■ SHORT EXERCISE: Without including any pictures, write out the listing below exactly.

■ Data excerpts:
—————

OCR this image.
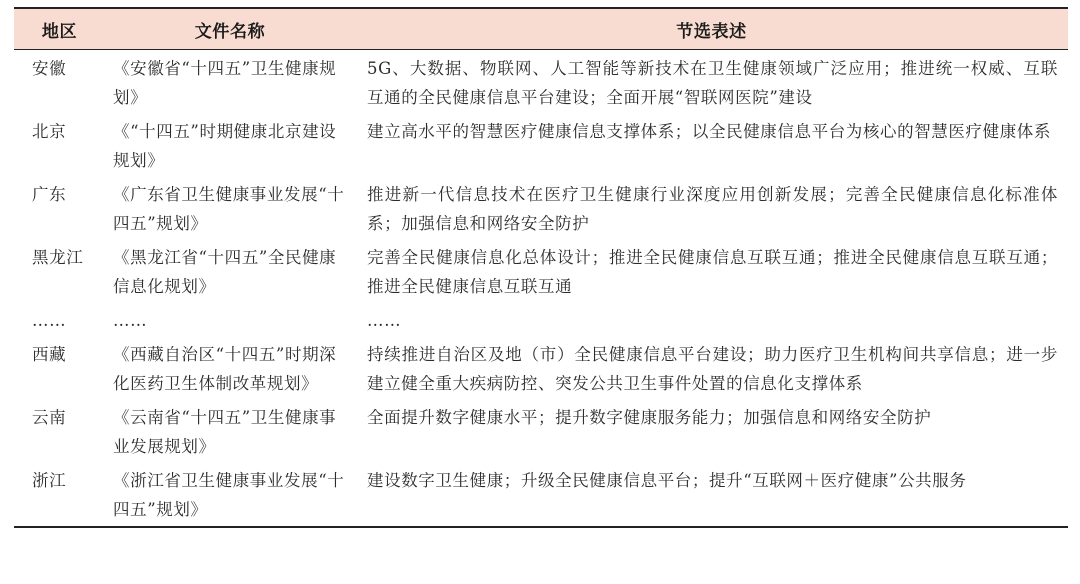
地区	文件名称	节选表述
安徽	《安徽省“十四五”卫生健康规划》	5G、大数据、物联网、人工智能等新技术在卫生健康领域广泛应用；推进统一权威、互联互通的全民健康信息平台建设；全面开展“智联网医院”建设
北京	《“十四五”时期健康北京建设规划》	建立高水平的智慧医疗健康信息支撑体系；以全民健康信息平台为核心的智慧医疗健康体系
广东	《广东省卫生健康事业发展“十四五”规划》	推进新一代信息技术在医疗卫生健康行业深度应用创新发展；完善全民健康信息化标准体系；加强信息和网络安全防护
黑龙江	《黑龙江省“十四五”全民健康信息化规划》	完善全民健康信息化总体设计；推进全民健康信息互联互通；推进全民健康信息互联互通；推进全民健康信息互联互通
……	……	……
西藏	《西藏自治区“十四五”时期深化医药卫生体制改革规划》	持续推进自治区及地（市）全民健康信息平台建设；助力医疗卫生机构间共享信息；进一步建立健全重大疾病防控、突发公共卫生事件处置的信息化支撑体系
云南	《云南省“十四五”卫生健康事业发展规划》	全面提升数字健康水平；提升数字健康服务能力；加强信息和网络安全防护
浙江	《浙江省卫生健康事业发展“十四五”规划》	建设数字卫生健康；升级全民健康信息平台；提升“互联网＋医疗健康”公共服务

—————

■ ANSWER TO THIS PROBLEM:
OCR this image.
地区	文件名称	节选表述
安徽	《安徽省“十四五”卫生健康规划》	5G、大数据、物联网、人工智能等新技术在卫生健康领域广泛应用；推进统一权威、互联互通的全民健康信息平台建设；全面开展“智联网医院”建设
北京	《“十四五”时期健康北京建设规划》	建立高水平的智慧医疗健康信息支撑体系；以全民健康信息平台为核心的智慧医疗健康体系
广东	《广东省卫生健康事业发展“十四五”规划》	推进新一代信息技术在医疗卫生健康行业深度应用创新发展；完善全民健康信息化标准体系；加强信息和网络安全防护
黑龙江	《黑龙江省“十四五”全民健康信息化规划》	完善全民健康信息化总体设计；推进全民健康信息互联互通；推进全民健康信息互联互通；推进全民健康信息互联互通
……	……	……
西藏	《西藏自治区“十四五”时期深化医药卫生体制改革规划》	持续推进自治区及地（市）全民健康信息平台建设；助力医疗卫生机构间共享信息；进一步建立健全重大疾病防控、突发公共卫生事件处置的信息化支撑体系
云南	《云南省“十四五”卫生健康事业发展规划》	全面提升数字健康水平；提升数字健康服务能力；加强信息和网络安全防护
浙江	《浙江省卫生健康事业发展“十四五”规划》	建设数字卫生健康；升级全民健康信息平台；提升“互联网＋医疗健康”公共服务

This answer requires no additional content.